▶ **INSTRUCTIONS FOR THE TASK**
Return each line containing the string "Price".

▶ **MATERIAL TO PROCESS**
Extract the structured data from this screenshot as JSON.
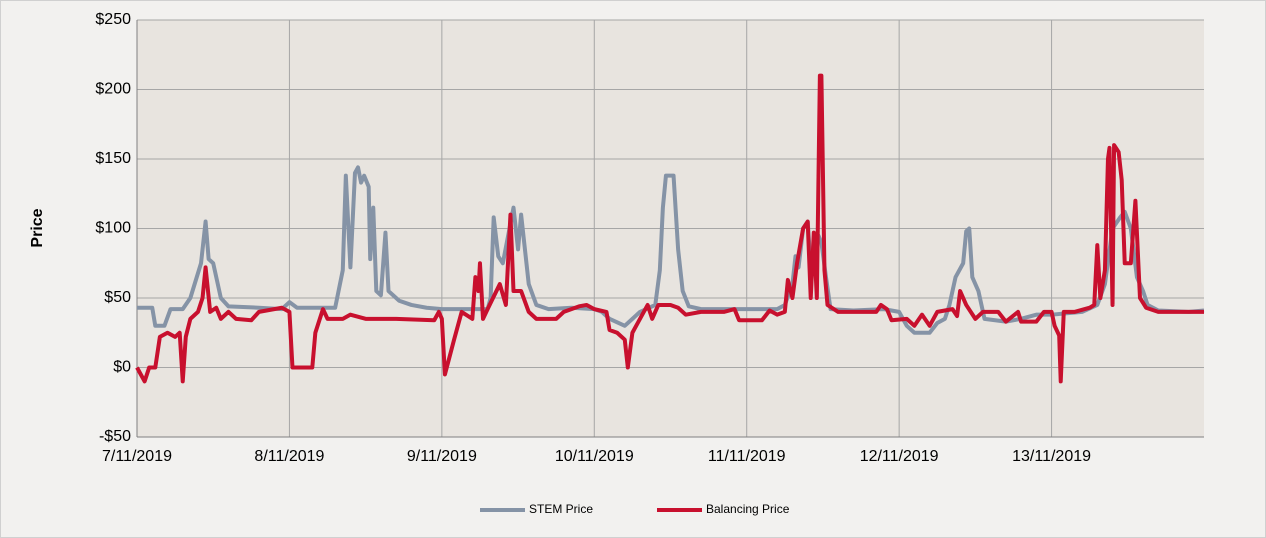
{
  "chart_data": {
    "type": "line",
    "y_label": "Price",
    "xlim": [
      7,
      14
    ],
    "xticks": [
      {
        "value": 7,
        "label": "7/11/2019"
      },
      {
        "value": 8,
        "label": "8/11/2019"
      },
      {
        "value": 9,
        "label": "9/11/2019"
      },
      {
        "value": 10,
        "label": "10/11/2019"
      },
      {
        "value": 11,
        "label": "11/11/2019"
      },
      {
        "value": 12,
        "label": "12/11/2019"
      },
      {
        "value": 13,
        "label": "13/11/2019"
      }
    ],
    "ylim": [
      -50,
      250
    ],
    "yticks": [
      {
        "value": -50,
        "label": "-$50"
      },
      {
        "value": 0,
        "label": "$0"
      },
      {
        "value": 50,
        "label": "$50"
      },
      {
        "value": 100,
        "label": "$100"
      },
      {
        "value": 150,
        "label": "$150"
      },
      {
        "value": 200,
        "label": "$200"
      },
      {
        "value": 250,
        "label": "$250"
      }
    ],
    "grid": true,
    "legend": "bottom",
    "series": [
      {
        "name": "STEM Price",
        "color": "#8593a6",
        "x": [
          7.0,
          7.1,
          7.12,
          7.18,
          7.22,
          7.3,
          7.35,
          7.42,
          7.45,
          7.47,
          7.5,
          7.55,
          7.6,
          7.8,
          7.95,
          8.0,
          8.05,
          8.3,
          8.35,
          8.37,
          8.4,
          8.43,
          8.45,
          8.47,
          8.49,
          8.52,
          8.53,
          8.55,
          8.57,
          8.6,
          8.63,
          8.65,
          8.72,
          8.8,
          8.9,
          9.0,
          9.3,
          9.32,
          9.34,
          9.37,
          9.4,
          9.47,
          9.5,
          9.52,
          9.57,
          9.62,
          9.7,
          9.85,
          10.0,
          10.05,
          10.1,
          10.2,
          10.25,
          10.3,
          10.4,
          10.43,
          10.45,
          10.47,
          10.52,
          10.55,
          10.58,
          10.62,
          10.7,
          11.0,
          11.2,
          11.25,
          11.3,
          11.32,
          11.34,
          11.37,
          11.4,
          11.42,
          11.47,
          11.49,
          11.52,
          11.55,
          11.7,
          11.9,
          12.0,
          12.05,
          12.1,
          12.2,
          12.25,
          12.3,
          12.33,
          12.37,
          12.42,
          12.44,
          12.46,
          12.48,
          12.52,
          12.56,
          12.7,
          12.8,
          12.9,
          13.0,
          13.2,
          13.3,
          13.35,
          13.4,
          13.45,
          13.48,
          13.52,
          13.56,
          13.6,
          13.63,
          13.7,
          13.9,
          14.0
        ],
        "values": [
          43,
          43,
          30,
          30,
          42,
          42,
          50,
          75,
          105,
          78,
          75,
          50,
          44,
          43,
          42,
          47,
          43,
          43,
          70,
          138,
          72,
          140,
          144,
          133,
          138,
          130,
          78,
          115,
          55,
          52,
          97,
          55,
          48,
          45,
          43,
          42,
          42,
          50,
          108,
          80,
          75,
          115,
          85,
          110,
          60,
          45,
          42,
          43,
          42,
          40,
          35,
          30,
          35,
          40,
          45,
          70,
          115,
          138,
          138,
          85,
          55,
          44,
          42,
          42,
          42,
          45,
          60,
          80,
          72,
          100,
          105,
          72,
          95,
          90,
          65,
          42,
          41,
          42,
          40,
          30,
          25,
          25,
          32,
          35,
          45,
          65,
          75,
          98,
          100,
          65,
          55,
          35,
          33,
          35,
          38,
          38,
          40,
          45,
          60,
          100,
          108,
          112,
          100,
          65,
          55,
          45,
          41,
          40,
          41
        ]
      },
      {
        "name": "Balancing Price",
        "color": "#c8102e",
        "x": [
          7.0,
          7.05,
          7.08,
          7.12,
          7.15,
          7.2,
          7.25,
          7.28,
          7.3,
          7.32,
          7.35,
          7.4,
          7.43,
          7.45,
          7.48,
          7.52,
          7.55,
          7.6,
          7.65,
          7.75,
          7.8,
          7.9,
          7.95,
          8.0,
          8.02,
          8.15,
          8.17,
          8.22,
          8.25,
          8.35,
          8.4,
          8.5,
          8.7,
          8.95,
          8.98,
          9.0,
          9.02,
          9.08,
          9.13,
          9.2,
          9.22,
          9.24,
          9.25,
          9.27,
          9.3,
          9.38,
          9.42,
          9.45,
          9.47,
          9.52,
          9.57,
          9.62,
          9.75,
          9.8,
          9.9,
          9.95,
          10.0,
          10.08,
          10.1,
          10.15,
          10.2,
          10.22,
          10.25,
          10.3,
          10.35,
          10.38,
          10.42,
          10.5,
          10.55,
          10.6,
          10.7,
          10.85,
          10.92,
          10.95,
          11.1,
          11.15,
          11.2,
          11.25,
          11.27,
          11.3,
          11.33,
          11.37,
          11.4,
          11.42,
          11.44,
          11.46,
          11.48,
          11.49,
          11.51,
          11.53,
          11.6,
          11.85,
          11.88,
          11.92,
          11.95,
          12.05,
          12.1,
          12.15,
          12.2,
          12.25,
          12.35,
          12.38,
          12.4,
          12.44,
          12.5,
          12.55,
          12.65,
          12.7,
          12.78,
          12.8,
          12.9,
          12.95,
          13.0,
          13.02,
          13.05,
          13.06,
          13.08,
          13.15,
          13.25,
          13.28,
          13.3,
          13.32,
          13.35,
          13.37,
          13.38,
          13.4,
          13.41,
          13.44,
          13.46,
          13.48,
          13.52,
          13.55,
          13.58,
          13.62,
          13.7,
          14.0
        ],
        "values": [
          0,
          -10,
          0,
          0,
          22,
          25,
          22,
          25,
          -10,
          22,
          35,
          40,
          50,
          72,
          40,
          43,
          35,
          40,
          35,
          34,
          40,
          42,
          43,
          40,
          0,
          0,
          25,
          42,
          35,
          35,
          38,
          35,
          35,
          34,
          40,
          35,
          -5,
          20,
          40,
          35,
          65,
          55,
          75,
          35,
          42,
          60,
          45,
          110,
          55,
          55,
          40,
          35,
          35,
          40,
          44,
          45,
          42,
          40,
          27,
          25,
          20,
          0,
          25,
          35,
          45,
          35,
          45,
          45,
          43,
          38,
          40,
          40,
          42,
          34,
          34,
          41,
          38,
          40,
          63,
          50,
          75,
          100,
          105,
          50,
          97,
          50,
          210,
          210,
          70,
          45,
          40,
          40,
          45,
          42,
          34,
          35,
          30,
          38,
          30,
          40,
          42,
          37,
          55,
          45,
          35,
          40,
          40,
          33,
          40,
          33,
          33,
          40,
          40,
          30,
          23,
          -10,
          40,
          40,
          43,
          45,
          88,
          50,
          70,
          150,
          158,
          45,
          160,
          155,
          135,
          75,
          75,
          120,
          50,
          43,
          40,
          40
        ]
      }
    ]
  }
}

▶ **CORRECT RESPONSE**
    "y_label": "Price",
        "name": "STEM Price",
        "name": "Balancing Price",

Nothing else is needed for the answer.